* Start RECORD LIST *

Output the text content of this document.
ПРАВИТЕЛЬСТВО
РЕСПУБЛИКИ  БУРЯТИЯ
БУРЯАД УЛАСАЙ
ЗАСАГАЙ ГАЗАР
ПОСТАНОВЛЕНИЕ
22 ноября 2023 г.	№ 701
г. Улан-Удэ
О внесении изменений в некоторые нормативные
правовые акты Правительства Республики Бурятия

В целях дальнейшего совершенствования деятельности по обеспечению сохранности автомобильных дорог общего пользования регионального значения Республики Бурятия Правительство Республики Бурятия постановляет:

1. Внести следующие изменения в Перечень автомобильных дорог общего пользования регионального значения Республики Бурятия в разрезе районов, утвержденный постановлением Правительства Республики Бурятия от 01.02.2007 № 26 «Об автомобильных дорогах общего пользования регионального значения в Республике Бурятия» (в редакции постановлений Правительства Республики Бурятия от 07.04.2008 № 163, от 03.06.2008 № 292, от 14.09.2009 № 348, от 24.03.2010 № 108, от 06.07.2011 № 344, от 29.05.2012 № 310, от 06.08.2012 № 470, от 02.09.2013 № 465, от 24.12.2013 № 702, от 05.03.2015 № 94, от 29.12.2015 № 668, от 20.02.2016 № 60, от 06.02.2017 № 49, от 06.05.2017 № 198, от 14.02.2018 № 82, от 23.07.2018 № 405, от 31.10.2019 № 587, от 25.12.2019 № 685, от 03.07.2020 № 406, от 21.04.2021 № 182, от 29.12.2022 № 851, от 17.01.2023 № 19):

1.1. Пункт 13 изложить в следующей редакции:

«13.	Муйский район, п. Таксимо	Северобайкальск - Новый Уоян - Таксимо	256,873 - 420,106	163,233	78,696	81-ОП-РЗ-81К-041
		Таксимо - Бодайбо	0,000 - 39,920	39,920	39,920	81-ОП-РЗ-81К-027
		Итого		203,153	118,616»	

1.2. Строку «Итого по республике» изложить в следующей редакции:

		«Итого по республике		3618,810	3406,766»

* End RECORD LIST *

Which lines include the word "Правительства"? Copy every one of them.

= EXERCISE RESPONSE =
правовые акты Правительства Республики Бурятия
1. Внести следующие изменения в Перечень автомобильных дорог общего пользования регионального значения Республики Бурятия в разрезе районов, утвержденный постановлением Правительства Республики Бурятия от 01.02.2007 № 26 «Об автомобильных дорогах общего пользования регионального значения в Республике Бурятия» (в редакции постановлений Правительства Республики Бурятия от 07.04.2008 № 163, от 03.06.2008 № 292, от 14.09.2009 № 348, от 24.03.2010 № 108, от 06.07.2011 № 344, от 29.05.2012 № 310, от 06.08.2012 № 470, от 02.09.2013 № 465, от 24.12.2013 № 702, от 05.03.2015 № 94, от 29.12.2015 № 668, от 20.02.2016 № 60, от 06.02.2017 № 49, от 06.05.2017 № 198, от 14.02.2018 № 82, от 23.07.2018 № 405, от 31.10.2019 № 587, от 25.12.2019 № 685, от 03.07.2020 № 406, от 21.04.2021 № 182, от 29.12.2022 № 851, от 17.01.2023 № 19):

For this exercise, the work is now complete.